_What the task asks_
Every line containing "sodas" should be identified and copied from the data below.

_Exercise materials_
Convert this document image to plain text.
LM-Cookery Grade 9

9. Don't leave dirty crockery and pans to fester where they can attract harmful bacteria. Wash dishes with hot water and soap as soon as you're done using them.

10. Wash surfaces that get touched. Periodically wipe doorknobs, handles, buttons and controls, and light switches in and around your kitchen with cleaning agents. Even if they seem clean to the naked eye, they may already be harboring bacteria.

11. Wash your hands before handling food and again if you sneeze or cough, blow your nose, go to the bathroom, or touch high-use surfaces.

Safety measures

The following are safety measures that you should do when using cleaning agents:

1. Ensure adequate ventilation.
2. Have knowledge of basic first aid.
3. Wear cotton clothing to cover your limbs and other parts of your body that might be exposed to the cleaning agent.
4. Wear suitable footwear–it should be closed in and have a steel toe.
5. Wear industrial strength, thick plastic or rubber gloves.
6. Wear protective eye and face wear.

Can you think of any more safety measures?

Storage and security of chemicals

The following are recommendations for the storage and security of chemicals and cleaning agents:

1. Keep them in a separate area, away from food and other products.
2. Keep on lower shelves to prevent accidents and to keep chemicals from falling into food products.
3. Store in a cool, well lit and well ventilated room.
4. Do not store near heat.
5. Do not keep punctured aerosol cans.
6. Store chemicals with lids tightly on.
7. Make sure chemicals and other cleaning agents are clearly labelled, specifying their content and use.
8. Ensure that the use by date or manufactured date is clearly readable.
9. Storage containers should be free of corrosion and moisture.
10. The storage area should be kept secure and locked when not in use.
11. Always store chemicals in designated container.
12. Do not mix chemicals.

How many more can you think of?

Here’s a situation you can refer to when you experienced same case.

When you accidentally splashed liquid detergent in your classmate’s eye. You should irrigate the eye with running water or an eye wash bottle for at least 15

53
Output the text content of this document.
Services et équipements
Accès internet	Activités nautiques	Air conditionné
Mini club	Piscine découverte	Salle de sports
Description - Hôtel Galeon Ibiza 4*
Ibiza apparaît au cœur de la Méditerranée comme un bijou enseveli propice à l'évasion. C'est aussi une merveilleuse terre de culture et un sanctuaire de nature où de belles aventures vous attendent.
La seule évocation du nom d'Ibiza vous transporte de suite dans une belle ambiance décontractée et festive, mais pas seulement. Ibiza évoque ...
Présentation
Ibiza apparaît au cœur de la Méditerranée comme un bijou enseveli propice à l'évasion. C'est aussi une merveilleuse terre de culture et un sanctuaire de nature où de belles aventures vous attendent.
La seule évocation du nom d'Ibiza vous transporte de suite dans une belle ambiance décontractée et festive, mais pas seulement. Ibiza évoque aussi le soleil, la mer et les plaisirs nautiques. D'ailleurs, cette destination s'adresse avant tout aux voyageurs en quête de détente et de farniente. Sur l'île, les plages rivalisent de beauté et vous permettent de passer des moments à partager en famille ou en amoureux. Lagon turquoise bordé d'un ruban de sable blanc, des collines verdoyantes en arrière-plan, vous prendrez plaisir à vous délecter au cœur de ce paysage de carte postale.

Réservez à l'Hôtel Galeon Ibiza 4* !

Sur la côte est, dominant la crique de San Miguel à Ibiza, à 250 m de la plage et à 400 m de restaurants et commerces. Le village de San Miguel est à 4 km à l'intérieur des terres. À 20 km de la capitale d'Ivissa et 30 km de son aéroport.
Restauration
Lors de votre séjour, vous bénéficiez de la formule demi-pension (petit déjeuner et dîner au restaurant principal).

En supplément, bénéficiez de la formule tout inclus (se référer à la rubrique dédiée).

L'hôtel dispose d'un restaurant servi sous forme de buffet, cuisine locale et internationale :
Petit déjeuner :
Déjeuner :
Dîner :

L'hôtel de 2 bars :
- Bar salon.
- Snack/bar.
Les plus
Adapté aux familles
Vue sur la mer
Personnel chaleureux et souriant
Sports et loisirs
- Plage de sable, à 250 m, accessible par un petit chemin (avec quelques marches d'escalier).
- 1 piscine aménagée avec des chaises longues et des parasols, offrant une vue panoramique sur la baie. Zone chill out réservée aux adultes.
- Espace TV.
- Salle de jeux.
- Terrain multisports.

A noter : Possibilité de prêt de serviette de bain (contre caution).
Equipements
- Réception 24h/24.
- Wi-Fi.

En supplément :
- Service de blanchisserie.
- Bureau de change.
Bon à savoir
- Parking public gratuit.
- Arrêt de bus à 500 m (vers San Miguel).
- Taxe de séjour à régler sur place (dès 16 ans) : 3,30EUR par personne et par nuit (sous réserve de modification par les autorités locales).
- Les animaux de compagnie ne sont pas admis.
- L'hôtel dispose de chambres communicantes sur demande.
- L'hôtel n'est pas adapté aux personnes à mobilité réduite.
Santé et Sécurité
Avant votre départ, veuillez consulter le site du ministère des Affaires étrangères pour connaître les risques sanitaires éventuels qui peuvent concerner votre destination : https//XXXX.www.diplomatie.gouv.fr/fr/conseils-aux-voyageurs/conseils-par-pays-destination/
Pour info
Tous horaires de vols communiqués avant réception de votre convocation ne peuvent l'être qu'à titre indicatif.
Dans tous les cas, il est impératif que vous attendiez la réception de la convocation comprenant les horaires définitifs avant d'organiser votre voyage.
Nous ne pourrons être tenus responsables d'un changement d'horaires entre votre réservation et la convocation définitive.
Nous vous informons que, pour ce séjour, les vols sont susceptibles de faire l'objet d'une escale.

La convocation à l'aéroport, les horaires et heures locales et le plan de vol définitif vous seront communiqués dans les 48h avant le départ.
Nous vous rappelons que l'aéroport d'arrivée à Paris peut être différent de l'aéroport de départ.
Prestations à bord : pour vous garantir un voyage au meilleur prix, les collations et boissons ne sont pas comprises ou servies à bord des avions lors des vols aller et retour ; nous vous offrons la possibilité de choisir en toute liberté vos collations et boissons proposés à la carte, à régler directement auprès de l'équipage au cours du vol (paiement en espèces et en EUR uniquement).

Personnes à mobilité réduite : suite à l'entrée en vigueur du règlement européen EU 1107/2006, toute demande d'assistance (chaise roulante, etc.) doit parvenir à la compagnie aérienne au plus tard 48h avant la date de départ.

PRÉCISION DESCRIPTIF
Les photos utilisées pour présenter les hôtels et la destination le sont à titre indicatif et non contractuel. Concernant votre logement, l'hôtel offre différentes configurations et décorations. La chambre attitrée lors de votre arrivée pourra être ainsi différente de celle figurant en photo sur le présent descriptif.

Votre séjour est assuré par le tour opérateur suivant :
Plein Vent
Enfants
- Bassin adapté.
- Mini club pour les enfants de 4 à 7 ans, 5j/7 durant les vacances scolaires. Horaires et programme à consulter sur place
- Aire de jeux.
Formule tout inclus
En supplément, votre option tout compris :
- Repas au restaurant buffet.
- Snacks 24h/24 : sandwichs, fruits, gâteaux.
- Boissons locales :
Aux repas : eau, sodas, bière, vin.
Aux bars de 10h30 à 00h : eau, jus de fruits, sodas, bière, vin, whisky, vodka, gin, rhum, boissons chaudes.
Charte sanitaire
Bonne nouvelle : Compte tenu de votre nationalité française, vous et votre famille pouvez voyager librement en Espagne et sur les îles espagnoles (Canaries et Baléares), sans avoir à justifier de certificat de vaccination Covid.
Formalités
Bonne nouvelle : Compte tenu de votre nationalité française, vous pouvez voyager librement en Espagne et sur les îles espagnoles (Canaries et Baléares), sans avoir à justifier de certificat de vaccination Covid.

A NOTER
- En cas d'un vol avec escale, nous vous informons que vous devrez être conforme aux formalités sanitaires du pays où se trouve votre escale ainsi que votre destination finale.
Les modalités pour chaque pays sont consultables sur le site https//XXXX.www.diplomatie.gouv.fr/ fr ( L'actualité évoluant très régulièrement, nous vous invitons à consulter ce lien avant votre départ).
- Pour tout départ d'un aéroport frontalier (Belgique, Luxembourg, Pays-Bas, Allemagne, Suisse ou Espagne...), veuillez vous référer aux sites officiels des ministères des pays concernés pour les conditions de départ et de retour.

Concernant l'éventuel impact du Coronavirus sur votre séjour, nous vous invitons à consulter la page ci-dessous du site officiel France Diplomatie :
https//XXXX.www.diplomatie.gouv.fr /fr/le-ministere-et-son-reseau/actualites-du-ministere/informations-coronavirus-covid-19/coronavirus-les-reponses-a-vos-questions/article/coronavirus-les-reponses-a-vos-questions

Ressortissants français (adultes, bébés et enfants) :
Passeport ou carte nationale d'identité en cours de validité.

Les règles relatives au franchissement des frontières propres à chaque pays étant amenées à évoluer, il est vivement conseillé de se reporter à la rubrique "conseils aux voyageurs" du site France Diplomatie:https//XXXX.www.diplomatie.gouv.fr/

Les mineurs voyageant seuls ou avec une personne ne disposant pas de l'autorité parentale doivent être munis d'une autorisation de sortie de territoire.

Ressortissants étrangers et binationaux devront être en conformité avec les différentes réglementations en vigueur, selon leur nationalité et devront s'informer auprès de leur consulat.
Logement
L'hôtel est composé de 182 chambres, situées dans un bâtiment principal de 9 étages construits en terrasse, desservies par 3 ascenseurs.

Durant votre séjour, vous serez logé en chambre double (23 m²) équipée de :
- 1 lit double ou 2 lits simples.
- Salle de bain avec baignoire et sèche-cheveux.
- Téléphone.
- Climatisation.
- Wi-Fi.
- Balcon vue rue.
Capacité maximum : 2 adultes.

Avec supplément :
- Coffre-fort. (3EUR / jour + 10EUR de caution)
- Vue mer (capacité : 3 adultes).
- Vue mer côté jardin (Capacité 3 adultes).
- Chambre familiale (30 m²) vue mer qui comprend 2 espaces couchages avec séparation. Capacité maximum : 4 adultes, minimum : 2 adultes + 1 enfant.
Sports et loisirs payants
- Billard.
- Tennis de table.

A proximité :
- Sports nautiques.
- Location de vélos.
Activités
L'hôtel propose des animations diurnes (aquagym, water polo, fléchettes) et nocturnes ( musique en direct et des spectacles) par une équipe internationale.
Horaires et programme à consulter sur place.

_Output for this exercise_
Aux repas : eau, sodas, bière, vin.
Aux bars de 10h30 à 00h : eau, jus de fruits, sodas, bière, vin, whisky, vodka, gin, rhum, boissons chaudes.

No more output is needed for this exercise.